• [DATA TO PROCESS]:
_____

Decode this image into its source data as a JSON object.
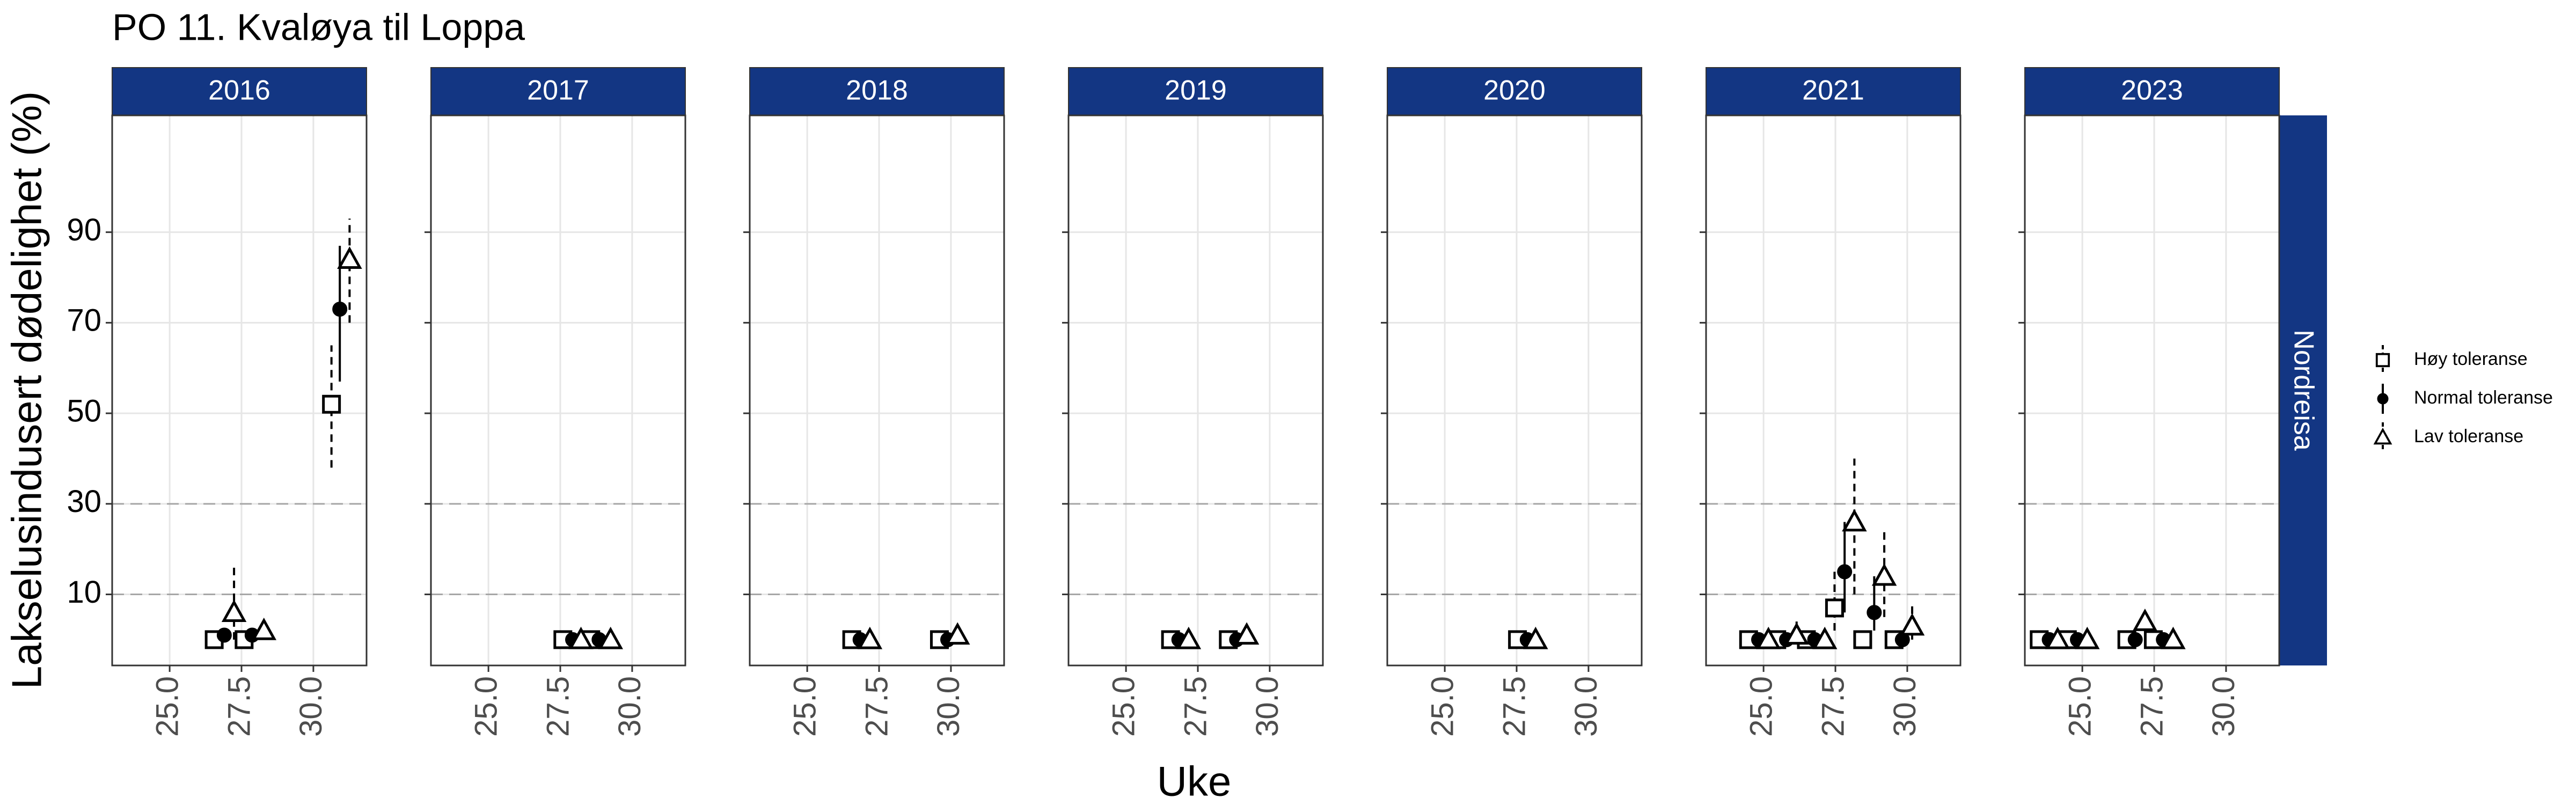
{
  "chart_data": {
    "type": "scatter",
    "title": "PO 11. Kvaløya til Loppa",
    "x_label": "Uke",
    "y_label": "Lakselusindusert dødelighet (%)",
    "facet_label": "Nordreisa",
    "xlim": [
      23.0,
      31.85
    ],
    "ylim": [
      -5.7,
      115.8
    ],
    "xticks": [
      {
        "value": 25,
        "label": "25.0"
      },
      {
        "value": 27.5,
        "label": "27.5"
      },
      {
        "value": 30,
        "label": "30.0"
      }
    ],
    "yticks": [
      10,
      30,
      50,
      70,
      90
    ],
    "hlines": [
      10,
      30
    ],
    "grid": true,
    "legend_position": "right",
    "series": [
      {
        "name": "Høy toleranse",
        "color": "#000000",
        "marker": "square",
        "linetype": "dashed"
      },
      {
        "name": "Normal toleranse",
        "color": "#000000",
        "marker": "circle",
        "linetype": "solid"
      },
      {
        "name": "Lav toleranse",
        "color": "#000000",
        "marker": "triangle",
        "linetype": "dashed"
      }
    ],
    "panels": [
      {
        "title": "2016",
        "series": [
          {
            "x": [
              26.55,
              27.59,
              30.63
            ],
            "values": [
              0,
              0,
              52
            ],
            "low": [
              null,
              null,
              38
            ],
            "high": [
              null,
              null,
              65
            ]
          },
          {
            "x": [
              26.9,
              27.87,
              30.92
            ],
            "values": [
              1,
              1,
              73
            ],
            "low": [
              null,
              null,
              57
            ],
            "high": [
              null,
              null,
              87
            ]
          },
          {
            "x": [
              27.24,
              28.28,
              31.26
            ],
            "values": [
              6,
              2,
              84
            ],
            "low": [
              0,
              null,
              70
            ],
            "high": [
              17,
              null,
              93
            ]
          }
        ]
      },
      {
        "title": "2017",
        "series": [
          {
            "x": [
              27.59,
              28.56
            ],
            "values": [
              0,
              0
            ],
            "low": [
              null,
              null
            ],
            "high": [
              null,
              null
            ]
          },
          {
            "x": [
              27.93,
              28.85
            ],
            "values": [
              0,
              0
            ],
            "low": [
              null,
              null
            ],
            "high": [
              null,
              null
            ]
          },
          {
            "x": [
              28.22,
              29.25
            ],
            "values": [
              0,
              0
            ],
            "low": [
              null,
              null
            ],
            "high": [
              null,
              null
            ]
          }
        ]
      },
      {
        "title": "2018",
        "series": [
          {
            "x": [
              26.55,
              29.6
            ],
            "values": [
              0,
              0
            ],
            "low": [
              null,
              null
            ],
            "high": [
              null,
              null
            ]
          },
          {
            "x": [
              26.84,
              29.89
            ],
            "values": [
              0,
              0
            ],
            "low": [
              null,
              null
            ],
            "high": [
              null,
              null
            ]
          },
          {
            "x": [
              27.18,
              30.23
            ],
            "values": [
              0,
              1
            ],
            "low": [
              null,
              null
            ],
            "high": [
              null,
              null
            ]
          }
        ]
      },
      {
        "title": "2019",
        "series": [
          {
            "x": [
              26.55,
              28.56
            ],
            "values": [
              0,
              0
            ],
            "low": [
              null,
              null
            ],
            "high": [
              null,
              null
            ]
          },
          {
            "x": [
              26.84,
              28.85
            ],
            "values": [
              0,
              0
            ],
            "low": [
              null,
              null
            ],
            "high": [
              null,
              null
            ]
          },
          {
            "x": [
              27.18,
              29.2
            ],
            "values": [
              0,
              1
            ],
            "low": [
              null,
              null
            ],
            "high": [
              null,
              null
            ]
          }
        ]
      },
      {
        "title": "2020",
        "series": [
          {
            "x": [
              27.53
            ],
            "values": [
              0
            ],
            "low": [
              null
            ],
            "high": [
              null
            ]
          },
          {
            "x": [
              27.87
            ],
            "values": [
              0
            ],
            "low": [
              null
            ],
            "high": [
              null
            ]
          },
          {
            "x": [
              28.16
            ],
            "values": [
              0
            ],
            "low": [
              null
            ],
            "high": [
              null
            ]
          }
        ]
      },
      {
        "title": "2021",
        "series": [
          {
            "x": [
              24.48,
              25.46,
              26.49,
              27.47,
              28.45,
              29.54
            ],
            "values": [
              0,
              0,
              0,
              7,
              0,
              0
            ],
            "low": [
              null,
              null,
              null,
              2,
              null,
              null
            ],
            "high": [
              null,
              null,
              null,
              15,
              null,
              null
            ]
          },
          {
            "x": [
              24.83,
              25.8,
              26.78,
              27.82,
              28.85,
              29.83
            ],
            "values": [
              0,
              0,
              0,
              15,
              6,
              0
            ],
            "low": [
              null,
              null,
              null,
              6,
              2,
              null
            ],
            "high": [
              null,
              null,
              null,
              26,
              14,
              null
            ]
          },
          {
            "x": [
              25.17,
              26.15,
              27.13,
              28.16,
              29.2,
              30.17
            ],
            "values": [
              0,
              1,
              0,
              26,
              14,
              3
            ],
            "low": [
              null,
              0,
              null,
              10,
              5,
              0
            ],
            "high": [
              null,
              4,
              null,
              40,
              24,
              8
            ]
          }
        ]
      },
      {
        "title": "2023",
        "series": [
          {
            "x": [
              23.5,
              24.48,
              26.55,
              27.47
            ],
            "values": [
              0,
              0,
              0,
              0
            ],
            "low": [
              null,
              null,
              null,
              null
            ],
            "high": [
              null,
              null,
              null,
              null
            ]
          },
          {
            "x": [
              23.85,
              24.83,
              26.84,
              27.82
            ],
            "values": [
              0,
              0,
              0,
              0
            ],
            "low": [
              null,
              null,
              null,
              null
            ],
            "high": [
              null,
              null,
              null,
              null
            ]
          },
          {
            "x": [
              24.14,
              25.17,
              27.18,
              28.16
            ],
            "values": [
              0,
              0,
              4,
              0
            ],
            "low": [
              null,
              null,
              null,
              null
            ],
            "high": [
              null,
              null,
              null,
              null
            ]
          }
        ]
      }
    ]
  }
}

_____

• [REQUIREMENTS]: Would you mind returning each entry above word for word, skipping the images?

• [RESPONSE TO THIS EXERCISE]:
Decode this image into its source data as a JSON object.
{
  "chart_data": {
    "type": "scatter",
    "title": "PO 11. Kvaløya til Loppa",
    "x_label": "Uke",
    "y_label": "Lakselusindusert dødelighet (%)",
    "facet_label": "Nordreisa",
    "xlim": [
      23.0,
      31.85
    ],
    "ylim": [
      -5.7,
      115.8
    ],
    "xticks": [
      {
        "value": 25,
        "label": "25.0"
      },
      {
        "value": 27.5,
        "label": "27.5"
      },
      {
        "value": 30,
        "label": "30.0"
      }
    ],
    "yticks": [
      10,
      30,
      50,
      70,
      90
    ],
    "hlines": [
      10,
      30
    ],
    "grid": true,
    "legend_position": "right",
    "series": [
      {
        "name": "Høy toleranse",
        "color": "#000000",
        "marker": "square",
        "linetype": "dashed"
      },
      {
        "name": "Normal toleranse",
        "color": "#000000",
        "marker": "circle",
        "linetype": "solid"
      },
      {
        "name": "Lav toleranse",
        "color": "#000000",
        "marker": "triangle",
        "linetype": "dashed"
      }
    ],
    "panels": [
      {
        "title": "2016",
        "series": [
          {
            "x": [
              26.55,
              27.59,
              30.63
            ],
            "values": [
              0,
              0,
              52
            ],
            "low": [
              null,
              null,
              38
            ],
            "high": [
              null,
              null,
              65
            ]
          },
          {
            "x": [
              26.9,
              27.87,
              30.92
            ],
            "values": [
              1,
              1,
              73
            ],
            "low": [
              null,
              null,
              57
            ],
            "high": [
              null,
              null,
              87
            ]
          },
          {
            "x": [
              27.24,
              28.28,
              31.26
            ],
            "values": [
              6,
              2,
              84
            ],
            "low": [
              0,
              null,
              70
            ],
            "high": [
              17,
              null,
              93
            ]
          }
        ]
      },
      {
        "title": "2017",
        "series": [
          {
            "x": [
              27.59,
              28.56
            ],
            "values": [
              0,
              0
            ],
            "low": [
              null,
              null
            ],
            "high": [
              null,
              null
            ]
          },
          {
            "x": [
              27.93,
              28.85
            ],
            "values": [
              0,
              0
            ],
            "low": [
              null,
              null
            ],
            "high": [
              null,
              null
            ]
          },
          {
            "x": [
              28.22,
              29.25
            ],
            "values": [
              0,
              0
            ],
            "low": [
              null,
              null
            ],
            "high": [
              null,
              null
            ]
          }
        ]
      },
      {
        "title": "2018",
        "series": [
          {
            "x": [
              26.55,
              29.6
            ],
            "values": [
              0,
              0
            ],
            "low": [
              null,
              null
            ],
            "high": [
              null,
              null
            ]
          },
          {
            "x": [
              26.84,
              29.89
            ],
            "values": [
              0,
              0
            ],
            "low": [
              null,
              null
            ],
            "high": [
              null,
              null
            ]
          },
          {
            "x": [
              27.18,
              30.23
            ],
            "values": [
              0,
              1
            ],
            "low": [
              null,
              null
            ],
            "high": [
              null,
              null
            ]
          }
        ]
      },
      {
        "title": "2019",
        "series": [
          {
            "x": [
              26.55,
              28.56
            ],
            "values": [
              0,
              0
            ],
            "low": [
              null,
              null
            ],
            "high": [
              null,
              null
            ]
          },
          {
            "x": [
              26.84,
              28.85
            ],
            "values": [
              0,
              0
            ],
            "low": [
              null,
              null
            ],
            "high": [
              null,
              null
            ]
          },
          {
            "x": [
              27.18,
              29.2
            ],
            "values": [
              0,
              1
            ],
            "low": [
              null,
              null
            ],
            "high": [
              null,
              null
            ]
          }
        ]
      },
      {
        "title": "2020",
        "series": [
          {
            "x": [
              27.53
            ],
            "values": [
              0
            ],
            "low": [
              null
            ],
            "high": [
              null
            ]
          },
          {
            "x": [
              27.87
            ],
            "values": [
              0
            ],
            "low": [
              null
            ],
            "high": [
              null
            ]
          },
          {
            "x": [
              28.16
            ],
            "values": [
              0
            ],
            "low": [
              null
            ],
            "high": [
              null
            ]
          }
        ]
      },
      {
        "title": "2021",
        "series": [
          {
            "x": [
              24.48,
              25.46,
              26.49,
              27.47,
              28.45,
              29.54
            ],
            "values": [
              0,
              0,
              0,
              7,
              0,
              0
            ],
            "low": [
              null,
              null,
              null,
              2,
              null,
              null
            ],
            "high": [
              null,
              null,
              null,
              15,
              null,
              null
            ]
          },
          {
            "x": [
              24.83,
              25.8,
              26.78,
              27.82,
              28.85,
              29.83
            ],
            "values": [
              0,
              0,
              0,
              15,
              6,
              0
            ],
            "low": [
              null,
              null,
              null,
              6,
              2,
              null
            ],
            "high": [
              null,
              null,
              null,
              26,
              14,
              null
            ]
          },
          {
            "x": [
              25.17,
              26.15,
              27.13,
              28.16,
              29.2,
              30.17
            ],
            "values": [
              0,
              1,
              0,
              26,
              14,
              3
            ],
            "low": [
              null,
              0,
              null,
              10,
              5,
              0
            ],
            "high": [
              null,
              4,
              null,
              40,
              24,
              8
            ]
          }
        ]
      },
      {
        "title": "2023",
        "series": [
          {
            "x": [
              23.5,
              24.48,
              26.55,
              27.47
            ],
            "values": [
              0,
              0,
              0,
              0
            ],
            "low": [
              null,
              null,
              null,
              null
            ],
            "high": [
              null,
              null,
              null,
              null
            ]
          },
          {
            "x": [
              23.85,
              24.83,
              26.84,
              27.82
            ],
            "values": [
              0,
              0,
              0,
              0
            ],
            "low": [
              null,
              null,
              null,
              null
            ],
            "high": [
              null,
              null,
              null,
              null
            ]
          },
          {
            "x": [
              24.14,
              25.17,
              27.18,
              28.16
            ],
            "values": [
              0,
              0,
              4,
              0
            ],
            "low": [
              null,
              null,
              null,
              null
            ],
            "high": [
              null,
              null,
              null,
              null
            ]
          }
        ]
      }
    ]
  }
}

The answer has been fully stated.